##### Supplied records #####
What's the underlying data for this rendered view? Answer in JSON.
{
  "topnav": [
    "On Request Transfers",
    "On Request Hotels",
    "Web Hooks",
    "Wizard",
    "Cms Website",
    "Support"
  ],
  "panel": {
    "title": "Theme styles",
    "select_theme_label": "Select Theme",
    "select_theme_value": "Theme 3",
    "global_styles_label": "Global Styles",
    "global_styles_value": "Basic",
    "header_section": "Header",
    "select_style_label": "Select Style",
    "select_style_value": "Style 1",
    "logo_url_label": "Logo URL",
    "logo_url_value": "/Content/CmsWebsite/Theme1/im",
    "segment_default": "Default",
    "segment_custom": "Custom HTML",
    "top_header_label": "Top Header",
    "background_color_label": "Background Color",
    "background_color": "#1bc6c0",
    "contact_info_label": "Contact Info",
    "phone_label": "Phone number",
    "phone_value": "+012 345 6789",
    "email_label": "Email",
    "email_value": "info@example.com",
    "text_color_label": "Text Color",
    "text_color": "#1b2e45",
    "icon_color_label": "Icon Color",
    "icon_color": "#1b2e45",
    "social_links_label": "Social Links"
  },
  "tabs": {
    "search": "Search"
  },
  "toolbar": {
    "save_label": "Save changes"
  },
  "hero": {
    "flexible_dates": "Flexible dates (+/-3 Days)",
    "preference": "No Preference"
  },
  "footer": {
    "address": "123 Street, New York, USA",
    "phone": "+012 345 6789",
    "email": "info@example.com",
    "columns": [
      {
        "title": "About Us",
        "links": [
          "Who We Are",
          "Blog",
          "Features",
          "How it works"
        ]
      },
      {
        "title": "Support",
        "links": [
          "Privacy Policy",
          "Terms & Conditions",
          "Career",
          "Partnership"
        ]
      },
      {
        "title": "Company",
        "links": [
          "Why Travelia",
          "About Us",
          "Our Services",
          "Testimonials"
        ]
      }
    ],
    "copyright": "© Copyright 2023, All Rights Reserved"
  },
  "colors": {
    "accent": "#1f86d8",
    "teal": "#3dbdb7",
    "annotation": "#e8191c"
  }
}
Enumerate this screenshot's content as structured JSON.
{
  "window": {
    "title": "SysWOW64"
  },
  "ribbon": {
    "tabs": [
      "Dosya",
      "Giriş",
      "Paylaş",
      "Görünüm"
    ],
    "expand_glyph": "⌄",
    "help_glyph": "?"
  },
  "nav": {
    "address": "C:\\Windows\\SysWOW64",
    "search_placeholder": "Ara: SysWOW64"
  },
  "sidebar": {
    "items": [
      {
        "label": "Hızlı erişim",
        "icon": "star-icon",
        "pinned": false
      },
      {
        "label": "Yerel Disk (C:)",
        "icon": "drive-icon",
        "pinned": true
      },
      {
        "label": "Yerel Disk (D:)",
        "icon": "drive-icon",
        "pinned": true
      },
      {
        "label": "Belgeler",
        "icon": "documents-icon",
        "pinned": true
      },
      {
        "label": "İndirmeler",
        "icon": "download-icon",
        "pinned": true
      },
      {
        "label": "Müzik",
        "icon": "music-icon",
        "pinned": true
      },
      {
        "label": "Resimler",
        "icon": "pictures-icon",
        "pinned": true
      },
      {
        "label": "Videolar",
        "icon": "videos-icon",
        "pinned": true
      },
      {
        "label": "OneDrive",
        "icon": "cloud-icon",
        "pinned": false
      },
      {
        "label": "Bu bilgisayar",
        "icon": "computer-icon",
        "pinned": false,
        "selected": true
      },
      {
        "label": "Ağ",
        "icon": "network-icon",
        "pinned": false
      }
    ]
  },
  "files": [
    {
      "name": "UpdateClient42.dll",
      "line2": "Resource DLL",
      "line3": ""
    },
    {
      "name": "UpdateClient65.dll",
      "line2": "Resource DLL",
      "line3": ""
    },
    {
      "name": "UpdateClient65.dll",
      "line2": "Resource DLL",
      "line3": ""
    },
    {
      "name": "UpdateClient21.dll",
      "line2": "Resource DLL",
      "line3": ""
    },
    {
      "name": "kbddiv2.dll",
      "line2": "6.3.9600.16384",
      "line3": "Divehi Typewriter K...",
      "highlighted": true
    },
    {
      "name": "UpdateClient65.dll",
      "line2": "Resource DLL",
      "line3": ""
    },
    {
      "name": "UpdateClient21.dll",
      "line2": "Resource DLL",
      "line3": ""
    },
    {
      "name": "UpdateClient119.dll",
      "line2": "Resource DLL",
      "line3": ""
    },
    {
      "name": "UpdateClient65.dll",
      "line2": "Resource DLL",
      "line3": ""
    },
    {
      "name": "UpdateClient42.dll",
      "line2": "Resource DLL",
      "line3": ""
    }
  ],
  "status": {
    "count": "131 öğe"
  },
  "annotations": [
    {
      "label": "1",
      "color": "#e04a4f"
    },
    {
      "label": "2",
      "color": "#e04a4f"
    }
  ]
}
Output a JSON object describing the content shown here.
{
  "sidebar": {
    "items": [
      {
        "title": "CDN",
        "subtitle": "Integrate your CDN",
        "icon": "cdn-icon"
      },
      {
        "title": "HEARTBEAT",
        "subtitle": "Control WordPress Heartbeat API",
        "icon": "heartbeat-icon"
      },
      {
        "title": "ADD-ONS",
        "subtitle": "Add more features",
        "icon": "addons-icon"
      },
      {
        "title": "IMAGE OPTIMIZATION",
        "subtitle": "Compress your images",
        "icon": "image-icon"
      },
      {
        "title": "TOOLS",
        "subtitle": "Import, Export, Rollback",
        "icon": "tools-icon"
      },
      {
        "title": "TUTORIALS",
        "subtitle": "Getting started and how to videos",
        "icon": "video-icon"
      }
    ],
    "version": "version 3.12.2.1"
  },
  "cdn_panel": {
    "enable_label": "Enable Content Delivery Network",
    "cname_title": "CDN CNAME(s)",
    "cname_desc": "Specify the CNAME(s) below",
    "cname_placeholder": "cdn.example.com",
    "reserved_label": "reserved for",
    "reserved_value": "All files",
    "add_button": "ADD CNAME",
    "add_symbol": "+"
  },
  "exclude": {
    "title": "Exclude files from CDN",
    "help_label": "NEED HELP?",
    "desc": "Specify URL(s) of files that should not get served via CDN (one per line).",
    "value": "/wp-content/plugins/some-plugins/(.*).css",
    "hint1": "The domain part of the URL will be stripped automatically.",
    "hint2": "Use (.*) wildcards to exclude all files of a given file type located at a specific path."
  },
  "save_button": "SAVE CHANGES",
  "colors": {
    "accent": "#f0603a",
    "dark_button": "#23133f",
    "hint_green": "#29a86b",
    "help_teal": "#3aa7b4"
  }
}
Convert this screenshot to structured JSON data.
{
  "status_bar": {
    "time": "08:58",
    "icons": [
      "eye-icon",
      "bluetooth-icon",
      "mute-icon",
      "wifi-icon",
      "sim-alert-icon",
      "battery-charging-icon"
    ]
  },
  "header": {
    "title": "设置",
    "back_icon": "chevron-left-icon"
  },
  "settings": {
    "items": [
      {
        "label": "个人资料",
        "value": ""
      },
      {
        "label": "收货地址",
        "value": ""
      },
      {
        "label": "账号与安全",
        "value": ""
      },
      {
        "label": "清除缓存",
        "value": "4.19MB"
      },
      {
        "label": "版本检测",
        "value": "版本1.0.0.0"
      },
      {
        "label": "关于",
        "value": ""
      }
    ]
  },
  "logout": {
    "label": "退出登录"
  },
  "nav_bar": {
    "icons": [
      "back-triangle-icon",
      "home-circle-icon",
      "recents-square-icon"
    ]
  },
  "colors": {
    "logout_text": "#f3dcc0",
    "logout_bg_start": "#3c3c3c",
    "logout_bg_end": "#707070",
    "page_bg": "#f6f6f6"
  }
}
#####
*What to work on*
In the listing, how many lines hold "Disk"? Answer with a bare number.

*Answer below*
2